_Dataset excerpts:_

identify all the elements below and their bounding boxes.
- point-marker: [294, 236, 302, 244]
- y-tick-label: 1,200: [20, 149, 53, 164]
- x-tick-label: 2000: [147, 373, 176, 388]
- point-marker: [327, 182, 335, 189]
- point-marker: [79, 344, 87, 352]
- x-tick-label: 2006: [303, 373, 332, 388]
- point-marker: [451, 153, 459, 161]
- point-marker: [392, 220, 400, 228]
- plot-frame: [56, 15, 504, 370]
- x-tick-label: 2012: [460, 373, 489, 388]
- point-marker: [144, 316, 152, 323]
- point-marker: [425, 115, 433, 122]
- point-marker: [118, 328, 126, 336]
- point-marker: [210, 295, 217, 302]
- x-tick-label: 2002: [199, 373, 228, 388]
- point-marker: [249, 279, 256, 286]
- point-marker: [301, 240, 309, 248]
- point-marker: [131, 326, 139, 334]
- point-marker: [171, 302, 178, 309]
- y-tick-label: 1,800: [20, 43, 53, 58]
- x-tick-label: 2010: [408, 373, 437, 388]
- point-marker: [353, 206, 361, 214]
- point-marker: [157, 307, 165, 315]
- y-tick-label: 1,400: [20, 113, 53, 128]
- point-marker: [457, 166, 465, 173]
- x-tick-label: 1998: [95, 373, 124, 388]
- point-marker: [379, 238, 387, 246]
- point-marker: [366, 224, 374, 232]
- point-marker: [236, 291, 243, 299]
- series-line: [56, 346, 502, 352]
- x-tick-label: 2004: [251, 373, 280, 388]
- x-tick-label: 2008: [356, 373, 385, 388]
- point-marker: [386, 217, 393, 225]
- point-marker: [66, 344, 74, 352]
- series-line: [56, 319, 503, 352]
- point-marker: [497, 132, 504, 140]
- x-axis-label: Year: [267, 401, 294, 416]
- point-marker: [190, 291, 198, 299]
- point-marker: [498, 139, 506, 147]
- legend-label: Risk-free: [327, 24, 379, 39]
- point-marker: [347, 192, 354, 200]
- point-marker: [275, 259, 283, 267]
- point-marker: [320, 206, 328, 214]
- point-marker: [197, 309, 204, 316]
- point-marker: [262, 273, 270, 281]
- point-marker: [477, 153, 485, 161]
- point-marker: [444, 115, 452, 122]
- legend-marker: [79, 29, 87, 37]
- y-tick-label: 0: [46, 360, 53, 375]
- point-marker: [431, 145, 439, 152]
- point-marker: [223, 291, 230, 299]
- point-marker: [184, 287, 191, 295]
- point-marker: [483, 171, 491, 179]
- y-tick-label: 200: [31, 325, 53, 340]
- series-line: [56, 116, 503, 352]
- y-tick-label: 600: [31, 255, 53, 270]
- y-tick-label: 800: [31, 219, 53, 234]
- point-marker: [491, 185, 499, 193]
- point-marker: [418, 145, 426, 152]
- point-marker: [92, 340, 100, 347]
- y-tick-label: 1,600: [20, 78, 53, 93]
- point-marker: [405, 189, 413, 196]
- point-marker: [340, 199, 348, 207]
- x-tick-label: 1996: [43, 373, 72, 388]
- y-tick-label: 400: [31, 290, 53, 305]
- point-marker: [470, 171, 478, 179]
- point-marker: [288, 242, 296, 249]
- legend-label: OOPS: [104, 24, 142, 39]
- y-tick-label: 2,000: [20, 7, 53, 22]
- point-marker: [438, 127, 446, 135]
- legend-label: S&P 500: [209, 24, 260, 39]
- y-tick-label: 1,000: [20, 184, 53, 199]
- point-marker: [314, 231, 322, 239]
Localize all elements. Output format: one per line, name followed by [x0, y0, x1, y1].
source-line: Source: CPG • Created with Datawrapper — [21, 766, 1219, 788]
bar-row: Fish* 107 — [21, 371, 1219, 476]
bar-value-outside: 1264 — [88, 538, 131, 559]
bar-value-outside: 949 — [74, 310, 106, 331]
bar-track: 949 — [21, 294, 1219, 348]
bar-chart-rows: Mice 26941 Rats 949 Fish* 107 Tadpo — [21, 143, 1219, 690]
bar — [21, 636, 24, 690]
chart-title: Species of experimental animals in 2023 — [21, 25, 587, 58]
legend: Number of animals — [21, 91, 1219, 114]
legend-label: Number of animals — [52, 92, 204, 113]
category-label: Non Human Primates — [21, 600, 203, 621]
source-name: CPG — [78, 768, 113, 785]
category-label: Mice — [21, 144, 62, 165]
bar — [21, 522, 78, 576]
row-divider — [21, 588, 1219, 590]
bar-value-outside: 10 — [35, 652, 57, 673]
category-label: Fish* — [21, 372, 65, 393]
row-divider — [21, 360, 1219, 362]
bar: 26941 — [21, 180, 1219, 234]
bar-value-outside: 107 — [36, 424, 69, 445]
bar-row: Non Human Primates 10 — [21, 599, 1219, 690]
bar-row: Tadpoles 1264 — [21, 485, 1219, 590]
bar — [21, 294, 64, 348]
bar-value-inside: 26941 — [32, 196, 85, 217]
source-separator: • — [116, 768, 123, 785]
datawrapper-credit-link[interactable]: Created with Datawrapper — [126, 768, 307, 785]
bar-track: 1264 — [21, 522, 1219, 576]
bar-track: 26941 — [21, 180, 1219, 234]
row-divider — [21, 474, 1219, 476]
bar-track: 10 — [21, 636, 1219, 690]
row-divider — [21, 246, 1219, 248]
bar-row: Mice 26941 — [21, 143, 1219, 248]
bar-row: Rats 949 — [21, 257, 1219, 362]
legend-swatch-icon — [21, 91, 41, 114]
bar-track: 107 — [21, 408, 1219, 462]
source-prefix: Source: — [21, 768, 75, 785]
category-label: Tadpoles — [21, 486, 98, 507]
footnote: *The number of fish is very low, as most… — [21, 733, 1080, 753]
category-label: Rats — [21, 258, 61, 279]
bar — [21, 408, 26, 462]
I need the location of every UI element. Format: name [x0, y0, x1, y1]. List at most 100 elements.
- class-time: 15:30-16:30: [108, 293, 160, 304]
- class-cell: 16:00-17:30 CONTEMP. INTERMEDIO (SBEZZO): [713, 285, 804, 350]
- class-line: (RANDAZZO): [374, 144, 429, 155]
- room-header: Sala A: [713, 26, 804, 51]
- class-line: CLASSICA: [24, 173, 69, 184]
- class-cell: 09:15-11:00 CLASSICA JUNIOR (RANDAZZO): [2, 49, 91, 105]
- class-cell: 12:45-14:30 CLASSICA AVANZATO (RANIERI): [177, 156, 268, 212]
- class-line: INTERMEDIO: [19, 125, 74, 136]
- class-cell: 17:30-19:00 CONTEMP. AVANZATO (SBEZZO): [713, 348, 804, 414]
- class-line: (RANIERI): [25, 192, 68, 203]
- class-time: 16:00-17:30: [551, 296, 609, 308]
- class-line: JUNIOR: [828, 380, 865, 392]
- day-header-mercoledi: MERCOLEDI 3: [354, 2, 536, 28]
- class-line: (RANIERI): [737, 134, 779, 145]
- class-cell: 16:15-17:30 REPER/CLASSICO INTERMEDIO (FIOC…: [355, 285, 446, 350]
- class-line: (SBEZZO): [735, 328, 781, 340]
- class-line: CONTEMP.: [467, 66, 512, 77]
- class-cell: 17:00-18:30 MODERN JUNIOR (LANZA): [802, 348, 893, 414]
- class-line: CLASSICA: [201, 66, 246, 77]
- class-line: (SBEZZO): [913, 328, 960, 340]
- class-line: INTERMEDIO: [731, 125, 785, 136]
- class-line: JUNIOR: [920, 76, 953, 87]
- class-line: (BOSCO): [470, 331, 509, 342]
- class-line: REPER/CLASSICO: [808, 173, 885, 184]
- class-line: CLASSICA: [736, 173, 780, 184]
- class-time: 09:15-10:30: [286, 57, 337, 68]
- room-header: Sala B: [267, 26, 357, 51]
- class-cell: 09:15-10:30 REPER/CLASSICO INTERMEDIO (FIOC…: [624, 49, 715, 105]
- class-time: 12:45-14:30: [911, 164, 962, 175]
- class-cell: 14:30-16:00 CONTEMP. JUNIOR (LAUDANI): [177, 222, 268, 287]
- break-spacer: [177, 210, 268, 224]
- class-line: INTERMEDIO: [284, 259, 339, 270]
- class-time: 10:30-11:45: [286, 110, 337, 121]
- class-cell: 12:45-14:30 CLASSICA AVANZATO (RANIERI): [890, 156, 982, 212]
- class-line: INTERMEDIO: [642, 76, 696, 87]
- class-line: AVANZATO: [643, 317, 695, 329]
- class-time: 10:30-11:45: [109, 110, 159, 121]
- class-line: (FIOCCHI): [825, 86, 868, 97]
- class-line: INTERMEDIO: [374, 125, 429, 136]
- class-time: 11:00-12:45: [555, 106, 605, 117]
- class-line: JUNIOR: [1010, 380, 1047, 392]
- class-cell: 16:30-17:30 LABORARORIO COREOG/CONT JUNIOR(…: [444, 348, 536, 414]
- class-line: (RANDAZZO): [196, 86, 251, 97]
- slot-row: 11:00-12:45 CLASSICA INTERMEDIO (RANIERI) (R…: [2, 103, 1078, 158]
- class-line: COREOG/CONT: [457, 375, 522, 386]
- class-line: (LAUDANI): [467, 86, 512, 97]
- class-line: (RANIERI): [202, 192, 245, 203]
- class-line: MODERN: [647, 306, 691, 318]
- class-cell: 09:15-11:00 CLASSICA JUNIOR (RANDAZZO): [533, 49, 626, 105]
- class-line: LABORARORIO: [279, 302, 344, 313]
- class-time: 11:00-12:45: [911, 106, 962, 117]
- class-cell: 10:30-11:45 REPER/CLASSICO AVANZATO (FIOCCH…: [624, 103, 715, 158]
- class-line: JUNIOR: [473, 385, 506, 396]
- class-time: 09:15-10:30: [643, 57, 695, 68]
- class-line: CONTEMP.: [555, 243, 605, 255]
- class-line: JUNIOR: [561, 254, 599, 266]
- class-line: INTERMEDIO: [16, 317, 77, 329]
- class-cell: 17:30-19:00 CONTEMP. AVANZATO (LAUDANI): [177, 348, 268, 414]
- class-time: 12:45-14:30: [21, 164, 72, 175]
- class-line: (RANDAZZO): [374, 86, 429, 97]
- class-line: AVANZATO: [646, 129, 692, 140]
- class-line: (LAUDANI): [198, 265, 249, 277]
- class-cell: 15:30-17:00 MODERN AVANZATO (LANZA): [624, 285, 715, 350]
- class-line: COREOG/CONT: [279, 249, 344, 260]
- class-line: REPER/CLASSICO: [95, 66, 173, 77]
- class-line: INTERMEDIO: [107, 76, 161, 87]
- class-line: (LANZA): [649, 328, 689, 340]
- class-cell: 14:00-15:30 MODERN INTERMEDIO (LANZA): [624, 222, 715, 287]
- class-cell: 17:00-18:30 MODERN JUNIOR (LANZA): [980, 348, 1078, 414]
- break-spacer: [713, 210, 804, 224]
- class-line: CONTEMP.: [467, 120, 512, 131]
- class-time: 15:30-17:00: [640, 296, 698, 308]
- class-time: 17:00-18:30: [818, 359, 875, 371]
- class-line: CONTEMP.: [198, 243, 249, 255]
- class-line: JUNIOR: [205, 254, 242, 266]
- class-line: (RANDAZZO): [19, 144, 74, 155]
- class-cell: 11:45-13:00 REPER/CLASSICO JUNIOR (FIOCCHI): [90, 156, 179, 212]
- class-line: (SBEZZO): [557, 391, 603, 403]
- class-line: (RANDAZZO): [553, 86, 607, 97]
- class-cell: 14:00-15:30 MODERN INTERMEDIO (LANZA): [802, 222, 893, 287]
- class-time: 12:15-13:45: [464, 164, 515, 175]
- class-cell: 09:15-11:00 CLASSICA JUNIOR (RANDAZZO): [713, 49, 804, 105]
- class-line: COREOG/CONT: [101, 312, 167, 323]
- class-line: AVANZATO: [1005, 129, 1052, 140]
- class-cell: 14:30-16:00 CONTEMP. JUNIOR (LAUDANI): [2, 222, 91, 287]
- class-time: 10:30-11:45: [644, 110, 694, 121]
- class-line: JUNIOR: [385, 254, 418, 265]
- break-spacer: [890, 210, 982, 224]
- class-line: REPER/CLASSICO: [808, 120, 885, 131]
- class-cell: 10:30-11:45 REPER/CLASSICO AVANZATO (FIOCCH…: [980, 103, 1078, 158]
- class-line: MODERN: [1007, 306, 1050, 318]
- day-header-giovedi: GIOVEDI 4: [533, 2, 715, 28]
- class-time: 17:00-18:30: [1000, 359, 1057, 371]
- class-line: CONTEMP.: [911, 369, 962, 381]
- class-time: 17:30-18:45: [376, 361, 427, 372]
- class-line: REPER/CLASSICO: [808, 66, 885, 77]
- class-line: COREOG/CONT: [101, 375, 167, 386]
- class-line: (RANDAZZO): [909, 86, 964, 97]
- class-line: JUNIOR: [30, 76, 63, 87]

_Exercise brief:_
Copy the records word for word, beginning with their first line and ending after the line that contains "- x-tick-label: 2002: [199, 373, 228, 388]", including that line.

_The output:_
identify all the elements below and their bounding boxes.
- point-marker: [294, 236, 302, 244]
- y-tick-label: 1,200: [20, 149, 53, 164]
- x-tick-label: 2000: [147, 373, 176, 388]
- point-marker: [327, 182, 335, 189]
- point-marker: [79, 344, 87, 352]
- x-tick-label: 2006: [303, 373, 332, 388]
- point-marker: [451, 153, 459, 161]
- point-marker: [392, 220, 400, 228]
- plot-frame: [56, 15, 504, 370]
- x-tick-label: 2012: [460, 373, 489, 388]
- point-marker: [144, 316, 152, 323]
- point-marker: [425, 115, 433, 122]
- point-marker: [118, 328, 126, 336]
- point-marker: [210, 295, 217, 302]
- x-tick-label: 2002: [199, 373, 228, 388]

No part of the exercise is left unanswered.